- Exercise instructions -
Return the data exactly, with all pictures removed.

--- BEGIN Task material ---

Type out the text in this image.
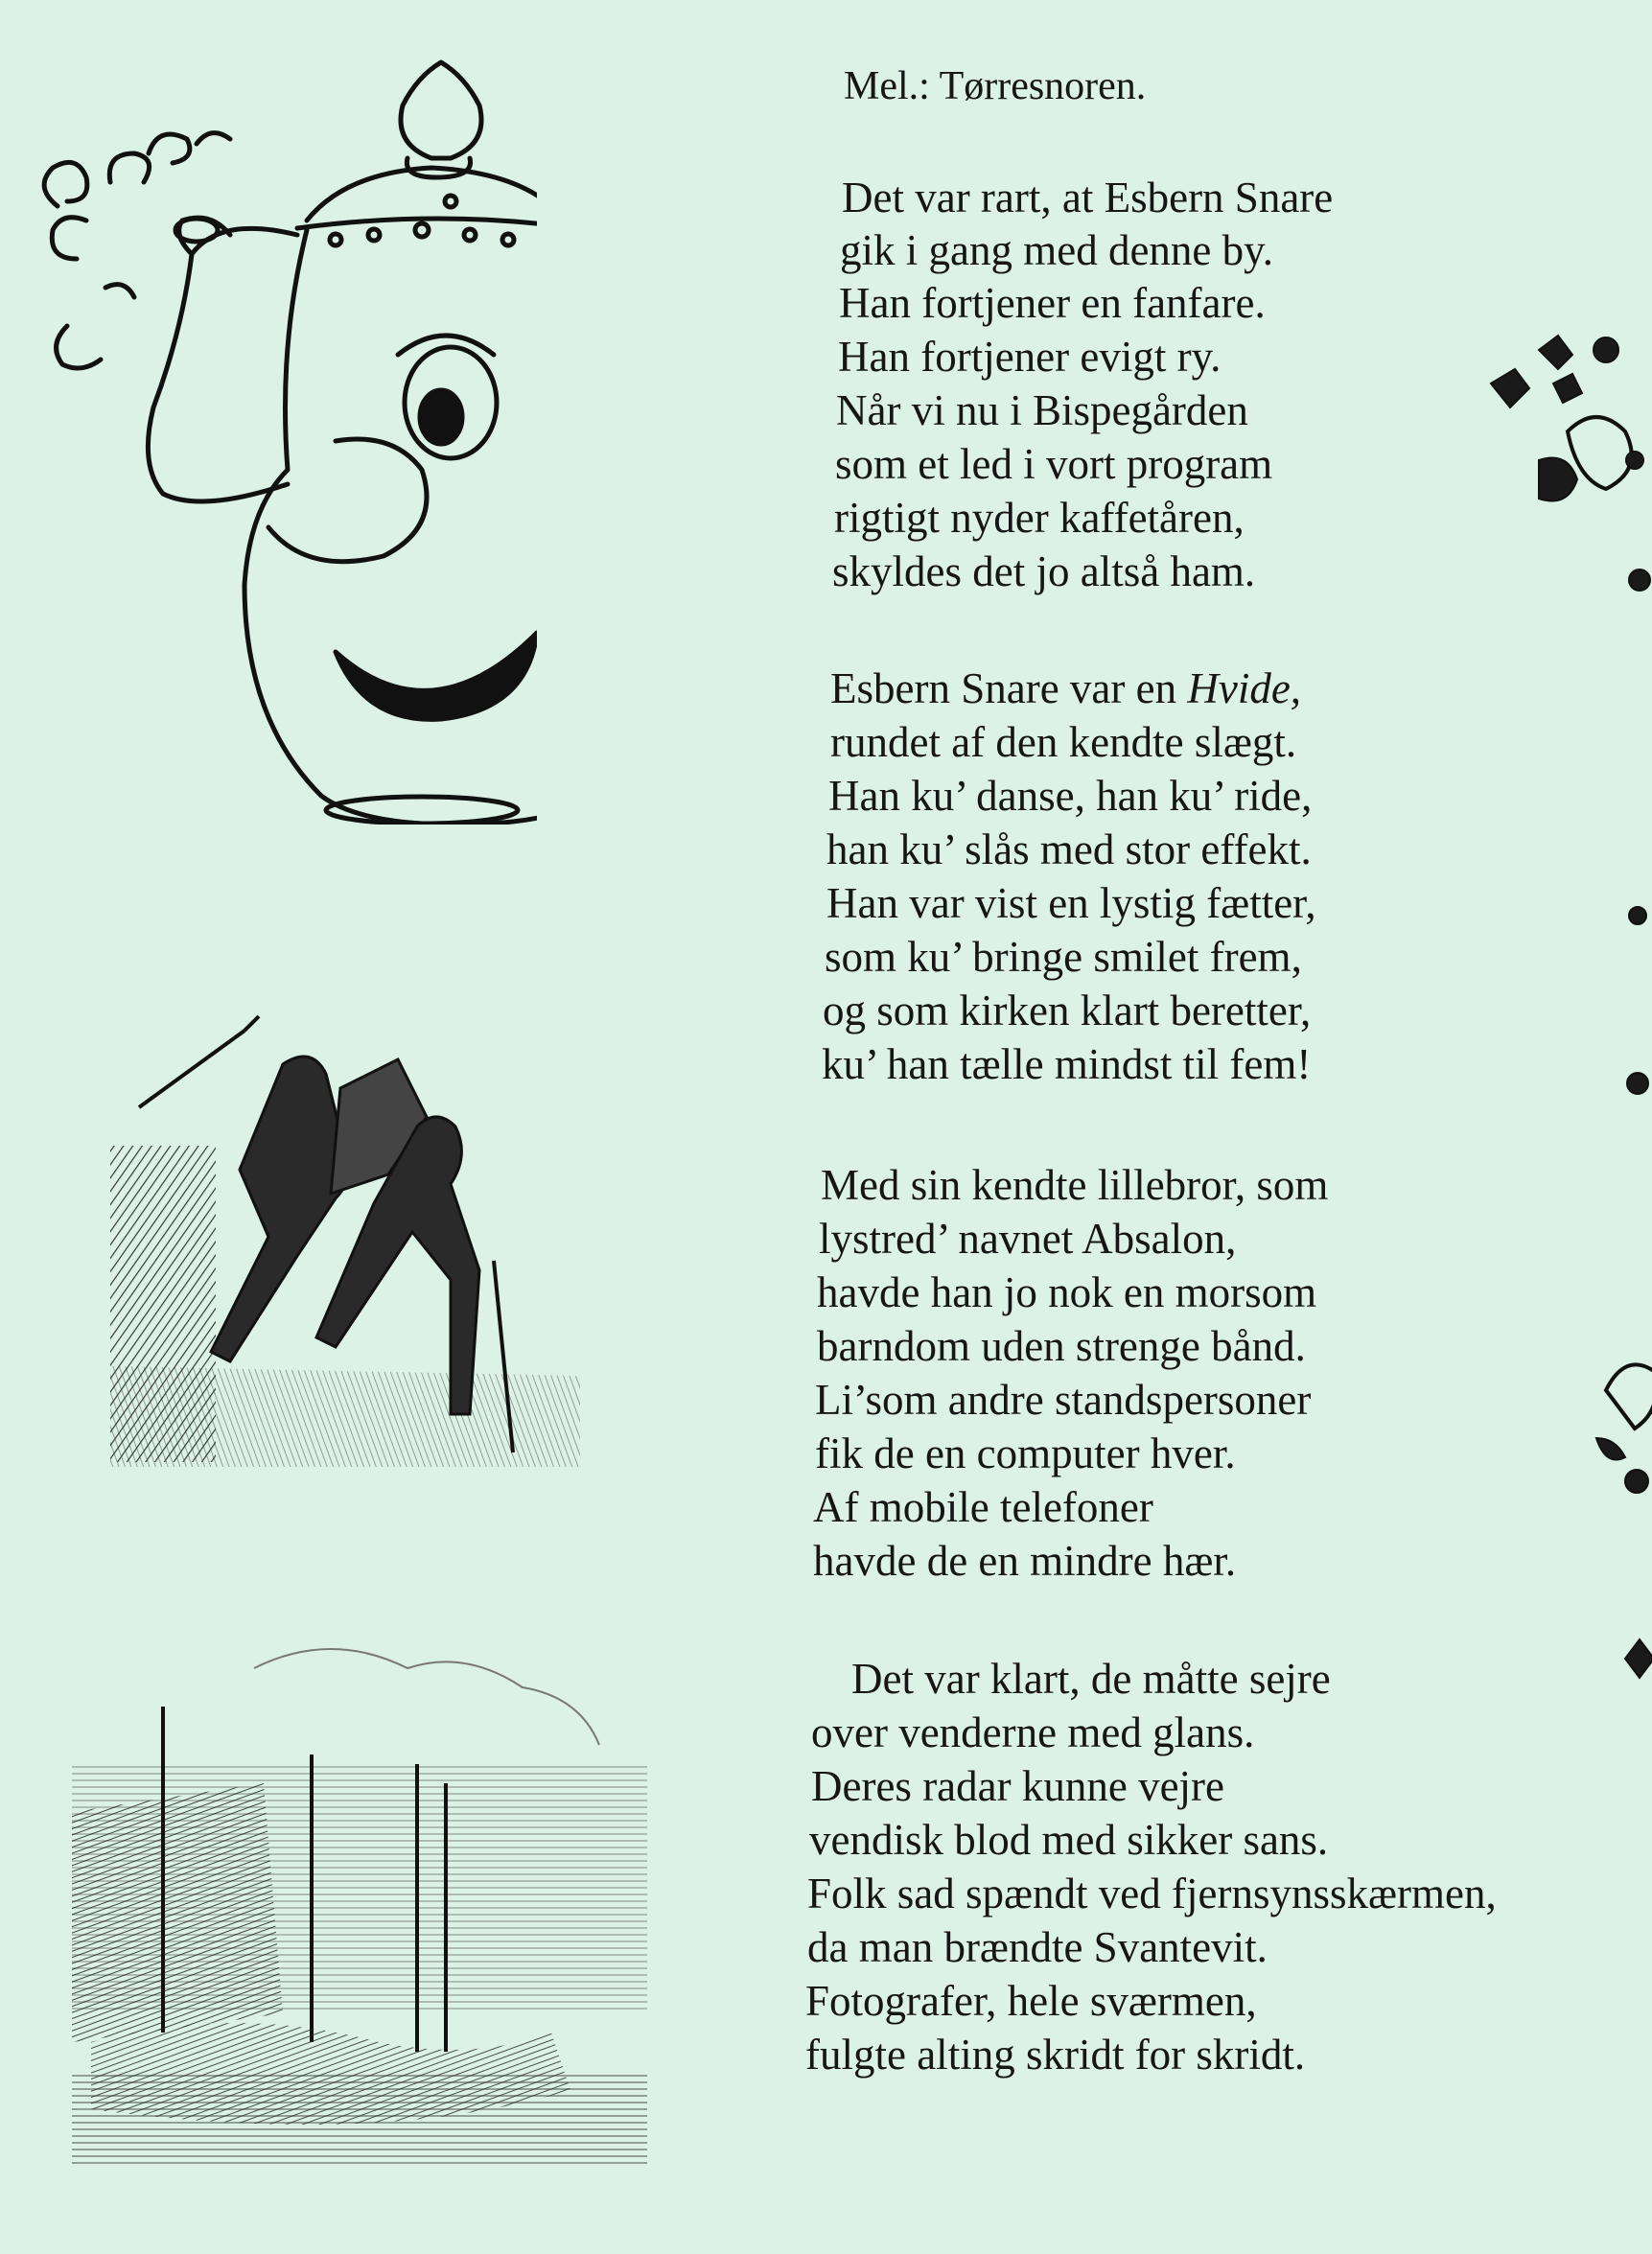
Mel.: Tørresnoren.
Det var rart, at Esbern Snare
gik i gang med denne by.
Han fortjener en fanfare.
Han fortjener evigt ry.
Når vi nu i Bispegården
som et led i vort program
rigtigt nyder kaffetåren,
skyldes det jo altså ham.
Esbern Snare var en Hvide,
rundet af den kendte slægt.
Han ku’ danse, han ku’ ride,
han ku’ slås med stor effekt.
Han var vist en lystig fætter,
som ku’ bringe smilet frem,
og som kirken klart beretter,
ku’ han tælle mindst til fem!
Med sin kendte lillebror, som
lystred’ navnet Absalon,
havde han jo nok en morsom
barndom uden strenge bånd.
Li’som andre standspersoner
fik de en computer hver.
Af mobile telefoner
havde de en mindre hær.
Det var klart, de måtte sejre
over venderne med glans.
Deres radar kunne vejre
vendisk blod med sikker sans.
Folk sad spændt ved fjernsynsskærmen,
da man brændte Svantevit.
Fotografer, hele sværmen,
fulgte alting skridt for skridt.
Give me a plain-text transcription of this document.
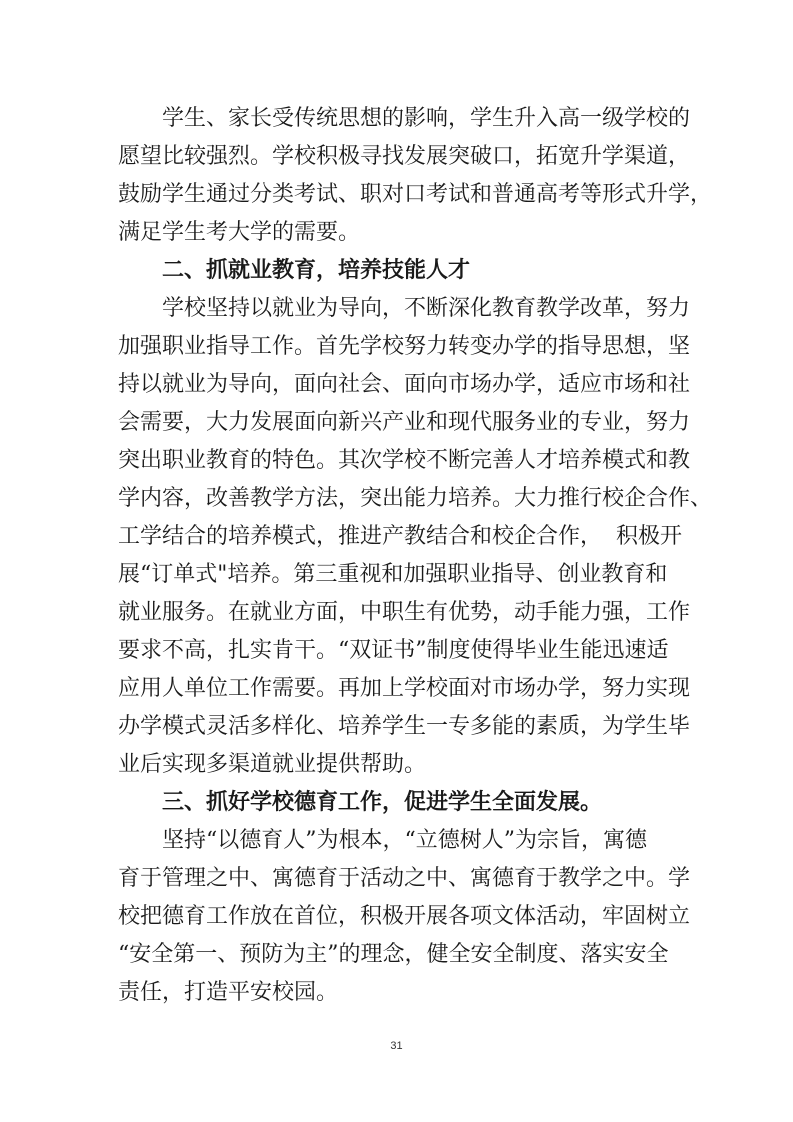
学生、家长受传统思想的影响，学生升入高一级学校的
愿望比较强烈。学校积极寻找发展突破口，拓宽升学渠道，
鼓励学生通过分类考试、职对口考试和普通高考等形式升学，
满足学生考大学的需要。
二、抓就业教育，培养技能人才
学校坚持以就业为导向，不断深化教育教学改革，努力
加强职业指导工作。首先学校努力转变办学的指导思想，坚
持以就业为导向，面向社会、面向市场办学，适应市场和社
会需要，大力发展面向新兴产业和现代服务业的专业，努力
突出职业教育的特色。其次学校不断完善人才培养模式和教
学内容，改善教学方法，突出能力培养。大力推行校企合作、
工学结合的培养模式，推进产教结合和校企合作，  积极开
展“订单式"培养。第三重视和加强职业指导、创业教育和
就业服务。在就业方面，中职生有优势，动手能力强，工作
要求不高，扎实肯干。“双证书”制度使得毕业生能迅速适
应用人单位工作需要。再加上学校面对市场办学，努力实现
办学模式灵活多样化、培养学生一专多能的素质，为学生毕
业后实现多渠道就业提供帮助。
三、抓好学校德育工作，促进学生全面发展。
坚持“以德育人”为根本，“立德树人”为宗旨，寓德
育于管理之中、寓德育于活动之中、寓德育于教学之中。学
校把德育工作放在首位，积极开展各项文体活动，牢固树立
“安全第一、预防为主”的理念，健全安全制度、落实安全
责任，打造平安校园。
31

--- END Task material ---

- Solution to this problem -
Type out the text in this image.
Mel.: Tørresnoren.
Det var rart, at Esbern Snare
gik i gang med denne by.
Han fortjener en fanfare.
Han fortjener evigt ry.
Når vi nu i Bispegården
som et led i vort program
rigtigt nyder kaffetåren,
skyldes det jo altså ham.
Esbern Snare var en Hvide,
rundet af den kendte slægt.
Han ku’ danse, han ku’ ride,
han ku’ slås med stor effekt.
Han var vist en lystig fætter,
som ku’ bringe smilet frem,
og som kirken klart beretter,
ku’ han tælle mindst til fem!
Med sin kendte lillebror, som
lystred’ navnet Absalon,
havde han jo nok en morsom
barndom uden strenge bånd.
Li’som andre standspersoner
fik de en computer hver.
Af mobile telefoner
havde de en mindre hær.
Det var klart, de måtte sejre
over venderne med glans.
Deres radar kunne vejre
vendisk blod med sikker sans.
Folk sad spændt ved fjernsynsskærmen,
da man brændte Svantevit.
Fotografer, hele sværmen,
fulgte alting skridt for skridt.
Give me a plain-text transcription of this document.
学生、家长受传统思想的影响，学生升入高一级学校的
愿望比较强烈。学校积极寻找发展突破口，拓宽升学渠道，
鼓励学生通过分类考试、职对口考试和普通高考等形式升学，
满足学生考大学的需要。
二、抓就业教育，培养技能人才
学校坚持以就业为导向，不断深化教育教学改革，努力
加强职业指导工作。首先学校努力转变办学的指导思想，坚
持以就业为导向，面向社会、面向市场办学，适应市场和社
会需要，大力发展面向新兴产业和现代服务业的专业，努力
突出职业教育的特色。其次学校不断完善人才培养模式和教
学内容，改善教学方法，突出能力培养。大力推行校企合作、
工学结合的培养模式，推进产教结合和校企合作，  积极开
展“订单式"培养。第三重视和加强职业指导、创业教育和
就业服务。在就业方面，中职生有优势，动手能力强，工作
要求不高，扎实肯干。“双证书”制度使得毕业生能迅速适
应用人单位工作需要。再加上学校面对市场办学，努力实现
办学模式灵活多样化、培养学生一专多能的素质，为学生毕
业后实现多渠道就业提供帮助。
三、抓好学校德育工作，促进学生全面发展。
坚持“以德育人”为根本，“立德树人”为宗旨，寓德
育于管理之中、寓德育于活动之中、寓德育于教学之中。学
校把德育工作放在首位，积极开展各项文体活动，牢固树立
“安全第一、预防为主”的理念，健全安全制度、落实安全
责任，打造平安校园。
31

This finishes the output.